[DOCUMENT PASSAGE]
• • •
Human and economic development


There can be no sustained economic development without strong successes in both human development and economic growth. Development strategy, therefore, requires major public commitments to social sectors, especially health and education, and to improvements in the business environment to promote large-scale private investments needed for economic growth, says NIRUPAM BAJPAI.

The Centre needs to review and reorient its fiscal policies to hasten the pace of development. In doing so, three goals need to be kept in mind. First, fiscal consolidation. Second, the expenditure should be shifted from economic sectors where the private sector can carry the investment burden, to social sectors (health and education) where increased public spending is vital. Third, the social programme should be redesigned to make maximal impact per rupee spent.

Life-line tariffs

India should move away from its current wasteful subsidy system in which items such as electricity and water are provided at highly subsidised rates (or for free!), with most of the subsidy being taken up by the richer farmers. The result is an expensive subsidy system where most of the benefits fail to reach the poor farmers. This can be replaced by "life-line tariffs," in which all of India's below-poverty-line rural citizens would be ensured a fixed, but limited amount of, say, electricity at zero price, to ensure that every family can at least meet its basic needs. Above that fixed amount, families would be charged a proper tariff to cover the costs of supplying those services in amounts in excess of basic needs.

This strategy — free access to meet basic needs, and an unsubsidised price for amounts above the basic needs — would save vast sums of money for the budget, and still ensure that the poor have guaranteed free access to meet their essential needs. The saving on subsidies could then be used to increase investment in priority areas such as health, education, irrigation, electricity, and so on.

Social spending should rise, including major increase for health and education. Most of this should come from cuts in existing expenditure rather than from increases in taxation as a per cent of GDP. Current government spending (of the Centre and the States) is already around one-third of GDP, which is quite high compared to other developing countries in India's income range. If India were to increase expenditure further as a per cent of GDP, it would have a difficult time raising the internal tax revenues to cover the spending programme.
• • •
[RECORDS TO USE]

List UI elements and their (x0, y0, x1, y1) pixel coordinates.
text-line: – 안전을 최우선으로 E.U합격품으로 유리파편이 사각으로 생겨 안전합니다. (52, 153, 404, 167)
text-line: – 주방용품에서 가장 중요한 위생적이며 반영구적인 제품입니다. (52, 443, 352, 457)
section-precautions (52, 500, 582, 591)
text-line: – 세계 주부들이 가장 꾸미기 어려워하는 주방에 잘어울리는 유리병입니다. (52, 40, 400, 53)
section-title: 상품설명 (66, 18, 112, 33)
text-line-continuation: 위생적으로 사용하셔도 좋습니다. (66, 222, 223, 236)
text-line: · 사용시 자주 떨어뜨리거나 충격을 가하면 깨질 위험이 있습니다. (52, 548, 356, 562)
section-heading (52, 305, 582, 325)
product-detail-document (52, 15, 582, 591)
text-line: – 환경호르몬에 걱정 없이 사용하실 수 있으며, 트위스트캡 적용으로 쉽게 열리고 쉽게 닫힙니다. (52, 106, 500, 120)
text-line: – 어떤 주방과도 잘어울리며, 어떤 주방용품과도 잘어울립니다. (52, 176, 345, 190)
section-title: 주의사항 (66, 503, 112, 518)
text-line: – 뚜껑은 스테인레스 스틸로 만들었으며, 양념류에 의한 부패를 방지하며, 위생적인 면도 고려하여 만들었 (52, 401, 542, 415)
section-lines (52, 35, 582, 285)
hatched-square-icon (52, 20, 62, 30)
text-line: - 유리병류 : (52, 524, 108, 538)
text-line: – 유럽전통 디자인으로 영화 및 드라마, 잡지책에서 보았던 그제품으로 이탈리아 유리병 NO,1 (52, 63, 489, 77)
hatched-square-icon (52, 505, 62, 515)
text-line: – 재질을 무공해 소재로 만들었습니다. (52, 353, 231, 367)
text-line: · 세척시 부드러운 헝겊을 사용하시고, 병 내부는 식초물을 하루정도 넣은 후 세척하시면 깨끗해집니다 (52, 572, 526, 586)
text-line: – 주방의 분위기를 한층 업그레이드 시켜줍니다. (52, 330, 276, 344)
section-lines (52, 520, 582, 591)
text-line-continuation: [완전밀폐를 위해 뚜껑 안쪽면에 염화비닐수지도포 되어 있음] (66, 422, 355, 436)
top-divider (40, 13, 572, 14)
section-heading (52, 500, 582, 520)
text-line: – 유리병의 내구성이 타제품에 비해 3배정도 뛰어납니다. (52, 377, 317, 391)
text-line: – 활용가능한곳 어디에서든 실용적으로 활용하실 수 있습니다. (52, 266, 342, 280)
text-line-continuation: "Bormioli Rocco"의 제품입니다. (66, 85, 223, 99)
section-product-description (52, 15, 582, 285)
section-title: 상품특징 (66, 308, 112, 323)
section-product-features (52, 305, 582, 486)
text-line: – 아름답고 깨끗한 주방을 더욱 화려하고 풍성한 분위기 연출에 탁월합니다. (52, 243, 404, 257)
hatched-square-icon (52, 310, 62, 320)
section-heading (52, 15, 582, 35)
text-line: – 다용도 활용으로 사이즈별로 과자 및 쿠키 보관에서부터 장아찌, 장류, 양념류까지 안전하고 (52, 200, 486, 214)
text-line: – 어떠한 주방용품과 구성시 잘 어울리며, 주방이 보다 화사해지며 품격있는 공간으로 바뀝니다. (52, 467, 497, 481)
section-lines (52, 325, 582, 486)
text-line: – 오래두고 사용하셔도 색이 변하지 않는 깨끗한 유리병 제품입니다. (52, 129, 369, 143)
• • •
[GOAL 1] Sum up the human and economic development text in two sentences.
[GOAL 2] In the records, starting at the first line and ending at the line that contains "text-line-continuation: 위생적으로 사용하셔도", swap "section-title" for "heading-label" and return only those lines with nothing else changed.

[FULL OUTPUT 1] Sustained economic development needs both human development and economic growth, so the Centre should pursue fiscal consolidation, shift spending from economic sectors to health and education, and redesign the social program for maximal impact per rupee. India should replace its wasteful subsidies with "life-line tariffs" that give poor rural citizens a limited free amount of services such as electricity, freeing money for priority areas, and higher social spending should come mostly from cuts in existing expenditure rather than from higher taxes.

[FULL OUTPUT 2]
List UI elements and their (x0, y0, x1, y1) pixel coordinates.
text-line: – 안전을 최우선으로 E.U합격품으로 유리파편이 사각으로 생겨 안전합니다. (52, 153, 404, 167)
text-line: – 주방용품에서 가장 중요한 위생적이며 반영구적인 제품입니다. (52, 443, 352, 457)
section-precautions (52, 500, 582, 591)
text-line: – 세계 주부들이 가장 꾸미기 어려워하는 주방에 잘어울리는 유리병입니다. (52, 40, 400, 53)
heading-label: 상품설명 (66, 18, 112, 33)
text-line-continuation: 위생적으로 사용하셔도 좋습니다. (66, 222, 223, 236)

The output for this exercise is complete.